#### What to do:
Copy every line that contains the string "higher" from the entries below.

##### Stored rows

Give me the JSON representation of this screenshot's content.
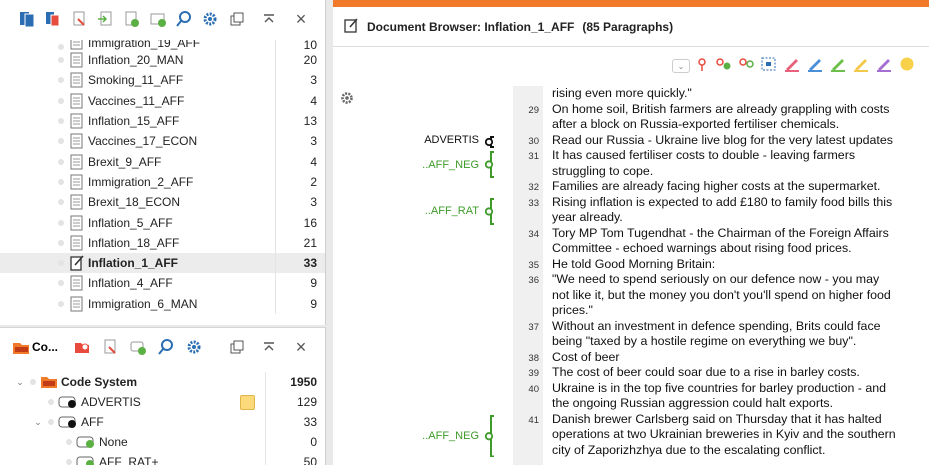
{
  "docs_toolbar": {
    "icons": [
      "documents-icon",
      "document-group-icon",
      "activate-documents-icon",
      "import-icon",
      "new-document-icon",
      "new-document-set-icon",
      "search-icon",
      "settings-icon",
      "undock-icon",
      "collapse-icon",
      "close-icon"
    ],
    "close": "×"
  },
  "documents": [
    {
      "name": "Immigration_19_AFF",
      "count": "10",
      "partial": true
    },
    {
      "name": "Inflation_20_MAN",
      "count": "20"
    },
    {
      "name": "Smoking_11_AFF",
      "count": "3"
    },
    {
      "name": "Vaccines_11_AFF",
      "count": "4"
    },
    {
      "name": "Inflation_15_AFF",
      "count": "13"
    },
    {
      "name": "Vaccines_17_ECON",
      "count": "3"
    },
    {
      "name": "Brexit_9_AFF",
      "count": "4"
    },
    {
      "name": "Immigration_2_AFF",
      "count": "2"
    },
    {
      "name": "Brexit_18_ECON",
      "count": "3"
    },
    {
      "name": "Inflation_5_AFF",
      "count": "16"
    },
    {
      "name": "Inflation_18_AFF",
      "count": "21"
    },
    {
      "name": "Inflation_1_AFF",
      "count": "33",
      "selected": true
    },
    {
      "name": "Inflation_4_AFF",
      "count": "9"
    },
    {
      "name": "Immigration_6_MAN",
      "count": "9"
    }
  ],
  "code_toolbar": {
    "label": "Co...",
    "close": "×"
  },
  "codes": [
    {
      "name": "Code System",
      "count": "1950",
      "level": 0,
      "bold": true,
      "chevron": "⌄"
    },
    {
      "name": "ADVERTIS",
      "count": "129",
      "level": 1,
      "memo": true
    },
    {
      "name": "AFF",
      "count": "33",
      "level": 1,
      "chevron": "⌄"
    },
    {
      "name": "None",
      "count": "0",
      "level": 2
    },
    {
      "name": "AFF_RAT+",
      "count": "50",
      "level": 2
    }
  ],
  "browser": {
    "title": "Document Browser: Inflation_1_AFF",
    "paragraphs": "(85 Paragraphs)",
    "accent": "#f07a2a"
  },
  "paragraph_numbers": [
    {
      "n": "29",
      "row": 1
    },
    {
      "n": "30",
      "row": 3
    },
    {
      "n": "31",
      "row": 4
    },
    {
      "n": "32",
      "row": 6
    },
    {
      "n": "33",
      "row": 7
    },
    {
      "n": "34",
      "row": 9
    },
    {
      "n": "35",
      "row": 11
    },
    {
      "n": "36",
      "row": 12
    },
    {
      "n": "37",
      "row": 15
    },
    {
      "n": "38",
      "row": 17
    },
    {
      "n": "39",
      "row": 18
    },
    {
      "n": "40",
      "row": 19
    },
    {
      "n": "41",
      "row": 21
    }
  ],
  "text_lines": [
    "rising even more quickly.\"",
    "On home soil, British farmers are already grappling with costs",
    "after a block on Russia-exported fertiliser chemicals.",
    "Read our Russia - Ukraine live blog for the very latest updates",
    "It has caused fertiliser costs to double - leaving farmers",
    "struggling to cope.",
    "Families are already facing higher costs at the supermarket.",
    "Rising inflation is expected to add £180 to family food bills this",
    "year already.",
    "Tory MP Tom Tugendhat - the Chairman of the Foreign Affairs",
    "Committee - echoed warnings about rising food prices.",
    "He told Good Morning Britain:",
    "\"We need to spend seriously on our defence now - you may",
    "not like it, but the money you don't you'll spend on higher food",
    "prices.\"",
    "Without an investment in defence spending, Brits could face",
    "being \"taxed by a hostile regime on everything we buy\".",
    "Cost of beer",
    "The cost of beer could soar due to a rise in barley costs.",
    "Ukraine is in the top five countries for barley production - and",
    "the ongoing Russian aggression could halt exports.",
    "Danish brewer Carlsberg said on Thursday that it has halted",
    "operations at two Ukrainian breweries in Kyiv and the southern",
    "city of Zaporizhzhya due to the escalating conflict."
  ],
  "code_stripes": [
    {
      "label": "ADVERTIS",
      "color": "#111111",
      "row": 3,
      "span": 1
    },
    {
      "label": "..AFF_NEG",
      "color": "#3e9b2a",
      "row": 4,
      "span": 2
    },
    {
      "label": "..AFF_RAT",
      "color": "#3e9b2a",
      "row": 7,
      "span": 2
    },
    {
      "label": "..AFF_NEG",
      "color": "#3e9b2a",
      "row": 21,
      "span": 3
    }
  ],
  "colors": {
    "green": "#3e9b2a",
    "orange": "#f07a2a",
    "memo": "#fcd97a"
  }
}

##########

#### Problem solution:
    "Families are already facing higher costs at the supermarket.",
    "not like it, but the money you don't you'll spend on higher food",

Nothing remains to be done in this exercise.